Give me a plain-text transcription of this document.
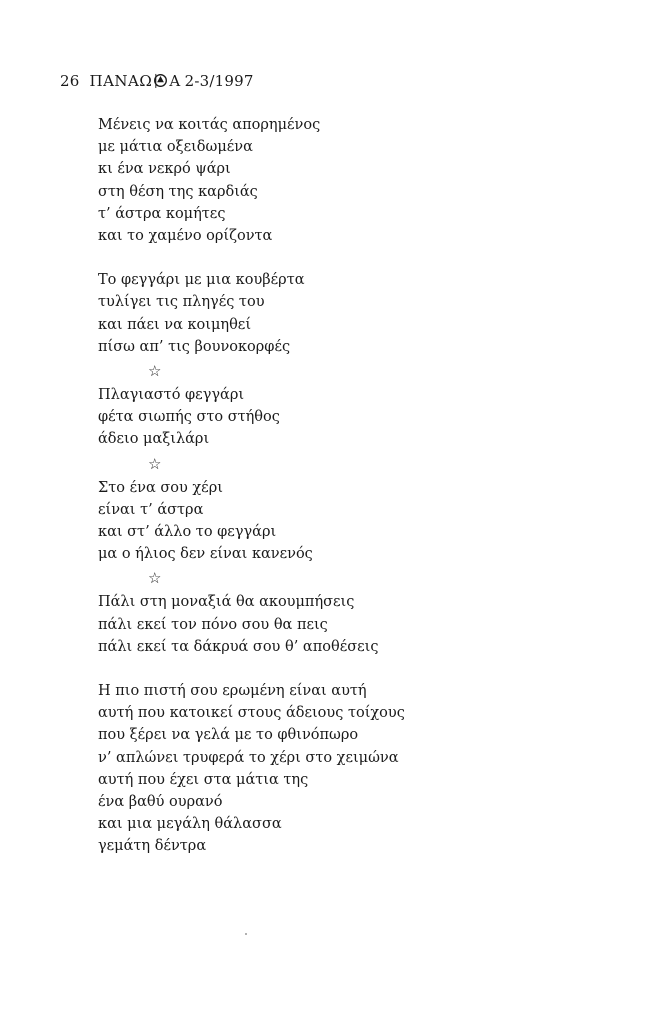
26 ΠΑΝΑΩ Α 2-3/1997
Μένεις να κοιτάς απορημένος
με μάτια οξειδωμένα
κι ένα νεκρό ψάρι
στη θέση της καρδιάς
τ’ άστρα κομήτες
και το χαμένο ορίζοντα
Το φεγγάρι με μια κουβέρτα
τυλίγει τις πληγές του
και πάει να κοιμηθεί
πίσω απ’ τις βουνοκορφές
☆
Πλαγιαστό φεγγάρι
φέτα σιωπής στο στήθος
άδειο μαξιλάρι
☆
Στο ένα σου χέρι
είναι τ’ άστρα
και στ’ άλλο το φεγγάρι
μα ο ήλιος δεν είναι κανενός
☆
Πάλι στη μοναξιά θα ακουμπήσεις
πάλι εκεί τον πόνο σου θα πεις
πάλι εκεί τα δάκρυά σου θ’ αποθέσεις
Η πιο πιστή σου ερωμένη είναι αυτή
αυτή που κατοικεί στους άδειους τοίχους
που ξέρει να γελά με το φθινόπωρο
ν’ απλώνει τρυφερά το χέρι στο χειμώνα
αυτή που έχει στα μάτια της
ένα βαθύ ουρανό
και μια μεγάλη θάλασσα
γεμάτη δέντρα
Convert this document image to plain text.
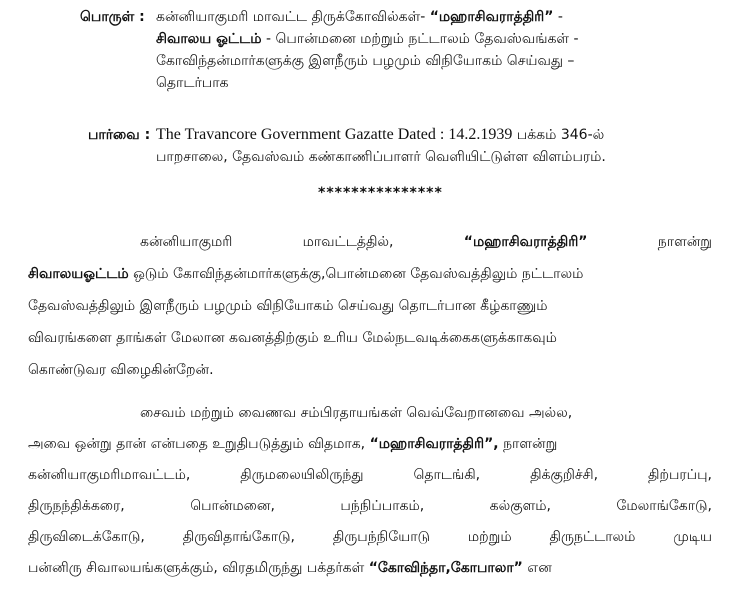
பொருள் : கன்னியாகுமரி மாவட்ட திருக்கோவில்கள்- “மஹாசிவராத்திரி” -
சிவாலய ஓட்டம் - பொன்மனை மற்றும் நட்டாலம் தேவஸ்வங்கள் -
கோவிந்தன்மார்களுக்கு இளநீரும் பழமும் விநியோகம் செய்வது –
தொடர்பாக
பார்வை : The Travancore Government Gazatte Dated : 14.2.1939 பக்கம் 346-ல்
பாறசாலை, தேவஸ்வம் கண்காணிப்பாளர் வெளியிட்டுள்ள விளம்பரம்.
***************
கன்னியாகுமரி	மாவட்டத்தில்,	“மஹாசிவராத்திரி”	நாளன்று
சிவாலயஓட்டம் ஒடும் கோவிந்தன்மார்களுக்கு,பொன்மனை தேவஸ்வத்திலும் நட்டாலம்
தேவஸ்வத்திலும் இளநீரும் பழமும் விநியோகம் செய்வது தொடர்பான கீழ்காணும்
விவரங்களை தாங்கள் மேலான கவனத்திற்கும் உரிய மேல்நடவடிக்கைகளுக்காகவும்
கொண்டுவர விழைகின்றேன்.
சைவம் மற்றும் வைணவ சம்பிரதாயங்கள் வெவ்வேறானவை அல்ல,
அவை ஒன்று தான் என்பதை உறுதிபடுத்தும் விதமாக, “மஹாசிவராத்திரி”, நாளன்று
கன்னியாகுமரிமாவட்டம்,	திருமலையிலிருந்து	தொடங்கி,	திக்குறிச்சி,	திற்பரப்பு,
திருநந்திக்கரை,	பொன்மனை,	பந்நிப்பாகம்,	கல்குளம்,	மேலாங்கோடு,
திருவிடைக்கோடு,	திருவிதாங்கோடு,	திருபந்நியோடு	மற்றும்	திருநட்டாலம்	முடிய
பன்னிரு சிவாலயங்களுக்கும், விரதமிருந்து பக்தர்கள் “கோவிந்தா,கோபாலா” என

**GOAL**
Each record must be quoted in full and exactly. Do not include the pictures.

**RESULT BELOW**
Give me a plain-text transcription of this document.
26 ΠΑΝΑΩ Α 2-3/1997
Μένεις να κοιτάς απορημένος
με μάτια οξειδωμένα
κι ένα νεκρό ψάρι
στη θέση της καρδιάς
τ’ άστρα κομήτες
και το χαμένο ορίζοντα
Το φεγγάρι με μια κουβέρτα
τυλίγει τις πληγές του
και πάει να κοιμηθεί
πίσω απ’ τις βουνοκορφές
☆
Πλαγιαστό φεγγάρι
φέτα σιωπής στο στήθος
άδειο μαξιλάρι
☆
Στο ένα σου χέρι
είναι τ’ άστρα
και στ’ άλλο το φεγγάρι
μα ο ήλιος δεν είναι κανενός
☆
Πάλι στη μοναξιά θα ακουμπήσεις
πάλι εκεί τον πόνο σου θα πεις
πάλι εκεί τα δάκρυά σου θ’ αποθέσεις
Η πιο πιστή σου ερωμένη είναι αυτή
αυτή που κατοικεί στους άδειους τοίχους
που ξέρει να γελά με το φθινόπωρο
ν’ απλώνει τρυφερά το χέρι στο χειμώνα
αυτή που έχει στα μάτια της
ένα βαθύ ουρανό
και μια μεγάλη θάλασσα
γεμάτη δέντρα
Convert this document image to plain text.
பொருள் : கன்னியாகுமரி மாவட்ட திருக்கோவில்கள்- “மஹாசிவராத்திரி” -
சிவாலய ஓட்டம் - பொன்மனை மற்றும் நட்டாலம் தேவஸ்வங்கள் -
கோவிந்தன்மார்களுக்கு இளநீரும் பழமும் விநியோகம் செய்வது –
தொடர்பாக
பார்வை : The Travancore Government Gazatte Dated : 14.2.1939 பக்கம் 346-ல்
பாறசாலை, தேவஸ்வம் கண்காணிப்பாளர் வெளியிட்டுள்ள விளம்பரம்.
***************
கன்னியாகுமரி	மாவட்டத்தில்,	“மஹாசிவராத்திரி”	நாளன்று
சிவாலயஓட்டம் ஒடும் கோவிந்தன்மார்களுக்கு,பொன்மனை தேவஸ்வத்திலும் நட்டாலம்
தேவஸ்வத்திலும் இளநீரும் பழமும் விநியோகம் செய்வது தொடர்பான கீழ்காணும்
விவரங்களை தாங்கள் மேலான கவனத்திற்கும் உரிய மேல்நடவடிக்கைகளுக்காகவும்
கொண்டுவர விழைகின்றேன்.
சைவம் மற்றும் வைணவ சம்பிரதாயங்கள் வெவ்வேறானவை அல்ல,
அவை ஒன்று தான் என்பதை உறுதிபடுத்தும் விதமாக, “மஹாசிவராத்திரி”, நாளன்று
கன்னியாகுமரிமாவட்டம்,	திருமலையிலிருந்து	தொடங்கி,	திக்குறிச்சி,	திற்பரப்பு,
திருநந்திக்கரை,	பொன்மனை,	பந்நிப்பாகம்,	கல்குளம்,	மேலாங்கோடு,
திருவிடைக்கோடு,	திருவிதாங்கோடு,	திருபந்நியோடு	மற்றும்	திருநட்டாலம்	முடிய
பன்னிரு சிவாலயங்களுக்கும், விரதமிருந்து பக்தர்கள் “கோவிந்தா,கோபாலா” என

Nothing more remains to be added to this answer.